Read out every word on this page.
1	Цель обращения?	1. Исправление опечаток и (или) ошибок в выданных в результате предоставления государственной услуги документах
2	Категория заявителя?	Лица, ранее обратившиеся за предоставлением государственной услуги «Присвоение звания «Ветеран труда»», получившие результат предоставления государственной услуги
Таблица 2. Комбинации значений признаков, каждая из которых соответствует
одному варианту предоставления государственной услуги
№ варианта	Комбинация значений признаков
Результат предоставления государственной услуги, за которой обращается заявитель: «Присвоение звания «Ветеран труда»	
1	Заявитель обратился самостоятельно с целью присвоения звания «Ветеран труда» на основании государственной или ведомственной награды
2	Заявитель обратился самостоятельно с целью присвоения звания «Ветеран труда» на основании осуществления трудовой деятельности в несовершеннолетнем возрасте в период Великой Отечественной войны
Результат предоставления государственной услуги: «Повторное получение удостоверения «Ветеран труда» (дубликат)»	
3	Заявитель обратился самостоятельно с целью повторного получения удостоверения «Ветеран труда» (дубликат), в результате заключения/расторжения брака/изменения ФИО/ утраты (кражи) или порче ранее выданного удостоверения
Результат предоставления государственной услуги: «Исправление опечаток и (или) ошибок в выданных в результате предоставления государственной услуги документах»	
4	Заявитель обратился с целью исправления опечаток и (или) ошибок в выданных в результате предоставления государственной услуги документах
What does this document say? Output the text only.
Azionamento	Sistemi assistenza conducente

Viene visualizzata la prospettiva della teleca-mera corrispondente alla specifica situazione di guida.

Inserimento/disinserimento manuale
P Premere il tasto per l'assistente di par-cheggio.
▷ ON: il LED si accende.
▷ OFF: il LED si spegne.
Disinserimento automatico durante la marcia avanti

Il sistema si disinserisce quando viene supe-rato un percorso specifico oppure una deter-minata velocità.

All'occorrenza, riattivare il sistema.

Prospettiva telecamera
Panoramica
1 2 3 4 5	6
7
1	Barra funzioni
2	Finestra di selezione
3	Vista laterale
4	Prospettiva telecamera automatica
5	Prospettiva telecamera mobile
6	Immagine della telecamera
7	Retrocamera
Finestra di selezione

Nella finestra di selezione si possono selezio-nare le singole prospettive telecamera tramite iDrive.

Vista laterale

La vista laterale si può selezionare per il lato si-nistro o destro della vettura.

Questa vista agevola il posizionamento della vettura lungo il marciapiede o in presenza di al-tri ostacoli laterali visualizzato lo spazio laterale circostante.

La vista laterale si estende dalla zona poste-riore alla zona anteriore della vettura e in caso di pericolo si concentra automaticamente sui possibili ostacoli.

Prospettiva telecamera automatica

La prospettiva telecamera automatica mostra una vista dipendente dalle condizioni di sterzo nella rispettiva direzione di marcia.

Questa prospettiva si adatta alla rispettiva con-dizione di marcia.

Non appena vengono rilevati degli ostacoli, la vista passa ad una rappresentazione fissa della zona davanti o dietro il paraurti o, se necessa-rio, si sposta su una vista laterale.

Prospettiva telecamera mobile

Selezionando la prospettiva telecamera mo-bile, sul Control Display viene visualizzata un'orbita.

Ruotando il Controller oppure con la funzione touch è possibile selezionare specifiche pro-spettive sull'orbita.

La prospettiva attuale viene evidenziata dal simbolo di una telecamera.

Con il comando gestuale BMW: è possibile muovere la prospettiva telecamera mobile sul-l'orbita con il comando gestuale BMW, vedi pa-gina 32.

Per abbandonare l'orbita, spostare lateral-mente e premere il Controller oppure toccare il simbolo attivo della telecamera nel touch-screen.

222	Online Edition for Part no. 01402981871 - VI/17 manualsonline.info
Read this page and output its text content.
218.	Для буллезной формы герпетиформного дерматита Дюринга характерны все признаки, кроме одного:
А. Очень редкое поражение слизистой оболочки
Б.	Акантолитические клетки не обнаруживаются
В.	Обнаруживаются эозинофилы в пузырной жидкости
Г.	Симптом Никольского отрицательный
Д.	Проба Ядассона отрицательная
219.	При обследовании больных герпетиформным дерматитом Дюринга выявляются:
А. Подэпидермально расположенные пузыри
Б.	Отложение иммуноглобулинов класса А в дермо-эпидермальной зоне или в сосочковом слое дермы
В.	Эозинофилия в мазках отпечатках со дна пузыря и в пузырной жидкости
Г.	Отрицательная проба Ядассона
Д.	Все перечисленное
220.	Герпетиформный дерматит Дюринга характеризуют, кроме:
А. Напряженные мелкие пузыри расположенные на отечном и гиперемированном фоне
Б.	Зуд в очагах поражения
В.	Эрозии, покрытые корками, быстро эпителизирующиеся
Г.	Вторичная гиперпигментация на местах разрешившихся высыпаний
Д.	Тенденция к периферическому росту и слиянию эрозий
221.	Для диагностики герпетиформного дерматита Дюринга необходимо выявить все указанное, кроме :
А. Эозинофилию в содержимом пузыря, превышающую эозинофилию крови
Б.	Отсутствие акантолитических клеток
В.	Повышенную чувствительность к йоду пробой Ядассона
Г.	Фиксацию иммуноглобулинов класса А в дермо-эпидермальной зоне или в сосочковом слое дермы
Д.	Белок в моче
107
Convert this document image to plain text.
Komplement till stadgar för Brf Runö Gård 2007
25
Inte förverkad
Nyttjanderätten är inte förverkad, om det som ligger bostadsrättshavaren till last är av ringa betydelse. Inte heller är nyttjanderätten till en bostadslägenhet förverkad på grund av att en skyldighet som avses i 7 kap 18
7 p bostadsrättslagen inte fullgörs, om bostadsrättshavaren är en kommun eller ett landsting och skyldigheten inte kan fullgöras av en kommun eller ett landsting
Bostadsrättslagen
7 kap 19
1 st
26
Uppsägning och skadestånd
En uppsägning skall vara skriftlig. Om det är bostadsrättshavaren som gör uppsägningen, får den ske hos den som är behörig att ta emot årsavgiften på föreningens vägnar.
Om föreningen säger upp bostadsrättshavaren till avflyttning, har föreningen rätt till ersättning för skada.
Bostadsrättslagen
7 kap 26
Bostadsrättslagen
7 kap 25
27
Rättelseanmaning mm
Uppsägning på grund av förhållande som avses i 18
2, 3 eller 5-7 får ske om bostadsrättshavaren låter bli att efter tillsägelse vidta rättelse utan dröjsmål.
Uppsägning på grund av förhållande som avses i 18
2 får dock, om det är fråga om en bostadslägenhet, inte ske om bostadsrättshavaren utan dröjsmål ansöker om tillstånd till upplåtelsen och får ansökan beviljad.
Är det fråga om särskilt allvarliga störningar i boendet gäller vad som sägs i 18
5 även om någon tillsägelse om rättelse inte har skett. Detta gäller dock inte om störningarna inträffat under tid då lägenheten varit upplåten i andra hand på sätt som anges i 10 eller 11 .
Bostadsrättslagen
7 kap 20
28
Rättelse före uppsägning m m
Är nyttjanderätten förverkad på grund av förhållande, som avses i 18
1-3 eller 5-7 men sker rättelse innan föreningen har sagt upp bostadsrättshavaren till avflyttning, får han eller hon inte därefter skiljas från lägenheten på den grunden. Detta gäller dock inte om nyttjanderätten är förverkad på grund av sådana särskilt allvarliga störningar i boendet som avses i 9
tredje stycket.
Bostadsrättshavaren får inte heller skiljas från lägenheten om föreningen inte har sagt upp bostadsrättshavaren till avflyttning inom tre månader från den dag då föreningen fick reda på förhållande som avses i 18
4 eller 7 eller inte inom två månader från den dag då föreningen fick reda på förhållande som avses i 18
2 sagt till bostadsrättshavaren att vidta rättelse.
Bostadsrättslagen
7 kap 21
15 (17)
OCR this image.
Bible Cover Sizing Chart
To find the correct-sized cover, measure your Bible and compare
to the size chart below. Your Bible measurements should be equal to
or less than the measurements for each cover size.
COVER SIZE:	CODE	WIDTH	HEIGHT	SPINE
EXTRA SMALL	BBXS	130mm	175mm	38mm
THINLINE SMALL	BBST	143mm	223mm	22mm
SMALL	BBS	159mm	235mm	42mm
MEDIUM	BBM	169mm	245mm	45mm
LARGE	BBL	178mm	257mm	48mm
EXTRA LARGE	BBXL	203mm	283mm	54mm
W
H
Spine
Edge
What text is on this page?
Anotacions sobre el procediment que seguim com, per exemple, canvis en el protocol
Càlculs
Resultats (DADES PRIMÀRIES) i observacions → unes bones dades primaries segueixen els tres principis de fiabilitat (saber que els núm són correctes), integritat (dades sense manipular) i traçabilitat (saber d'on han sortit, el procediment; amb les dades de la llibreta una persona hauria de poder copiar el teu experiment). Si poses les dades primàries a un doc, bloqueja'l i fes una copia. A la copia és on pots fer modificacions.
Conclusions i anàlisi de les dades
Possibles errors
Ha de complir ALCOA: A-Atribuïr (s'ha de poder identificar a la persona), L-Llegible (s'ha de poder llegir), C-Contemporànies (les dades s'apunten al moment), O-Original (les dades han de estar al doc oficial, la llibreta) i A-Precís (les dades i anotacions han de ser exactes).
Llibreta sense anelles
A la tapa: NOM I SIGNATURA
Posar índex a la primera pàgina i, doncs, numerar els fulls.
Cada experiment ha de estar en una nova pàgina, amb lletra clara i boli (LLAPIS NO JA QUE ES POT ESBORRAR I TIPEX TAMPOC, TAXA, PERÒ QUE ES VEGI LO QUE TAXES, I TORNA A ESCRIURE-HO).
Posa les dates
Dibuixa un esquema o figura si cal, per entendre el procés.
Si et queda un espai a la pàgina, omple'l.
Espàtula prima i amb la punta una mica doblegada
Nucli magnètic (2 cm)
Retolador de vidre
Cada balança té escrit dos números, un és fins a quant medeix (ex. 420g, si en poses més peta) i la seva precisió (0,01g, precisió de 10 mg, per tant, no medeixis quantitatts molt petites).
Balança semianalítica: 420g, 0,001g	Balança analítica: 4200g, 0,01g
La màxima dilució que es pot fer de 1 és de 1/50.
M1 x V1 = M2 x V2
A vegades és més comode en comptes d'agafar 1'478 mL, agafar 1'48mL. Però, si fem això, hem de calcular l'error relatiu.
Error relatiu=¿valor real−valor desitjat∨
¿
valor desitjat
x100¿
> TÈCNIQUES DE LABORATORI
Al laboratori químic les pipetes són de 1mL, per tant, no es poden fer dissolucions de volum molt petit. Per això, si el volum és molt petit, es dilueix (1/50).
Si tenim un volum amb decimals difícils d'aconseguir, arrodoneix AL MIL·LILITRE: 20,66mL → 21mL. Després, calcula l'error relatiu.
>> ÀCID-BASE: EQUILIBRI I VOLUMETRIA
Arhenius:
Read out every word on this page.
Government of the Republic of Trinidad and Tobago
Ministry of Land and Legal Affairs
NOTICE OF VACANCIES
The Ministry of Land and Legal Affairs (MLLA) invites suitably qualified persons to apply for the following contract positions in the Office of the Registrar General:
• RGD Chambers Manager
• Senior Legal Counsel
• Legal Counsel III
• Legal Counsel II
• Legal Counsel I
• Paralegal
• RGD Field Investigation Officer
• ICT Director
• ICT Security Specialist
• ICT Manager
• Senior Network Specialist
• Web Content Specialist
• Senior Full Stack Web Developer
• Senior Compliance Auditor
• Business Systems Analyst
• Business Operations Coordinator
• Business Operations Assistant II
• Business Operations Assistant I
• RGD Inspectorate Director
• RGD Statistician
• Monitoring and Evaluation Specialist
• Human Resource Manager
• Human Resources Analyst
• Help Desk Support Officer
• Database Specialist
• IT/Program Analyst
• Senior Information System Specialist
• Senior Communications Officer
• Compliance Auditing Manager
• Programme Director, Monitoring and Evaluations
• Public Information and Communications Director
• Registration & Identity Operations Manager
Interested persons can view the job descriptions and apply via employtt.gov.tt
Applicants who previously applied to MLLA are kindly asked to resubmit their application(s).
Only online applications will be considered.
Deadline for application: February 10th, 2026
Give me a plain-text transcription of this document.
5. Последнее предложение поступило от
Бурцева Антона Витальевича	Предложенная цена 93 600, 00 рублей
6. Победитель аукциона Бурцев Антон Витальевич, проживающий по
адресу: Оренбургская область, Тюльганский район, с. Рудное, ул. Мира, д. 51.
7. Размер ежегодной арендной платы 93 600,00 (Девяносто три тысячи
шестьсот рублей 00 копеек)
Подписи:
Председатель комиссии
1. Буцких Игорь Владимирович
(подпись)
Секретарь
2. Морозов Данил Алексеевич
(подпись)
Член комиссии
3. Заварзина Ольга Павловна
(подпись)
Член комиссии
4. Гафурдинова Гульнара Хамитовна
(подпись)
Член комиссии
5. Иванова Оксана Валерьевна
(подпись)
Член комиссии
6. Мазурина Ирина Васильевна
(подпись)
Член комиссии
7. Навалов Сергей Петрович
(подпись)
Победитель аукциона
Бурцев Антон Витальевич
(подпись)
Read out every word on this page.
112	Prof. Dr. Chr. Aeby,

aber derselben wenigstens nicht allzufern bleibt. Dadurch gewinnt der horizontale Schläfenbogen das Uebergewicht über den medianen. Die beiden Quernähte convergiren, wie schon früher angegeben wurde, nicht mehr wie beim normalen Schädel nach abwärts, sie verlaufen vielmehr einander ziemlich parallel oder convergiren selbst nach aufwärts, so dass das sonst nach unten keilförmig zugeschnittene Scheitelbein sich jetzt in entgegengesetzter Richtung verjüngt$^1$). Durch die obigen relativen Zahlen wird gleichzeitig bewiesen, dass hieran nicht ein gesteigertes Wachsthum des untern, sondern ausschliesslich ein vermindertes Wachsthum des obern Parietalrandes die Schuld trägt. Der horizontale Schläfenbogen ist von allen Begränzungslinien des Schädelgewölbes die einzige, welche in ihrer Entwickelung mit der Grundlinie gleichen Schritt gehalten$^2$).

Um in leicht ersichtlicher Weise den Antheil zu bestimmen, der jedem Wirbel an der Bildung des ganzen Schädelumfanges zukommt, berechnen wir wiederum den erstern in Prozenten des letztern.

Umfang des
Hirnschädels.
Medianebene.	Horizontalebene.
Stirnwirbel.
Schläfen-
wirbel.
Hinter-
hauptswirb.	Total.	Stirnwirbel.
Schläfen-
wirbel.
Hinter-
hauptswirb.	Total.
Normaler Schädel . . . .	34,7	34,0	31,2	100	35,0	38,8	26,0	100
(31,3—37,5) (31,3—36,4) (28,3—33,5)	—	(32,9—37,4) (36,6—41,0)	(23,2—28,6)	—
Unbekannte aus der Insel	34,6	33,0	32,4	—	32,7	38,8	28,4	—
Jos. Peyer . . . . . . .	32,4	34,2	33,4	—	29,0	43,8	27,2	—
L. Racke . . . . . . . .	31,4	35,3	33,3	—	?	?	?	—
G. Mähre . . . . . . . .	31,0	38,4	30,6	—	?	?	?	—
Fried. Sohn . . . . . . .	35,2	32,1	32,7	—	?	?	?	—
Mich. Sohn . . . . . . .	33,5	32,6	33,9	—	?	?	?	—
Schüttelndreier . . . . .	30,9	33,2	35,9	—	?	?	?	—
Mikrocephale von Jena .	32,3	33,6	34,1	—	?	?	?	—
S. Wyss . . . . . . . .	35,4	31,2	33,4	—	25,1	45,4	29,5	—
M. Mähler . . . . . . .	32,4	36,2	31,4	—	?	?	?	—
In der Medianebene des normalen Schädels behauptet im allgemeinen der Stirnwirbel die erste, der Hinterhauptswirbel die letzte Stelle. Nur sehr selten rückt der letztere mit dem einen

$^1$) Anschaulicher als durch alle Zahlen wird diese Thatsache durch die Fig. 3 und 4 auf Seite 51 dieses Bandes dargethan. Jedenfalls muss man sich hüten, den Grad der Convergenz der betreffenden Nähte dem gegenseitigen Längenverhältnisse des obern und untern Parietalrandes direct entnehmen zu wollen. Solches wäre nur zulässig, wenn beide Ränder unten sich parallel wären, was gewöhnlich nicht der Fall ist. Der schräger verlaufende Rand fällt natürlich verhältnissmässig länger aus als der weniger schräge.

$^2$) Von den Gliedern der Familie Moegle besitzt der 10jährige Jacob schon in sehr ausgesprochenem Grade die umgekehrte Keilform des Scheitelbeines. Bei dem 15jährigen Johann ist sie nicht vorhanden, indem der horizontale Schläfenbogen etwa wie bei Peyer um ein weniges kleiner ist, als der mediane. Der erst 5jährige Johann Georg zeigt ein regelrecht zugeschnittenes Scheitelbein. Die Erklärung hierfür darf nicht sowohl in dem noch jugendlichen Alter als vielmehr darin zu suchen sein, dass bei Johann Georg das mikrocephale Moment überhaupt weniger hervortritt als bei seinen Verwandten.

++++++++++++++++++++

=== Problem to solve ===
Copy each line above containing the string "alla".

=== Result of this exercise ===
Viene visualizzata la prospettiva della teleca-mera corrispondente alla specifica situazione di guida.
La vista laterale si estende dalla zona poste-riore alla zona anteriore della vettura e in caso di pericolo si concentra automaticamente sui possibili ostacoli.
Questa prospettiva si adatta alla rispettiva con-dizione di marcia.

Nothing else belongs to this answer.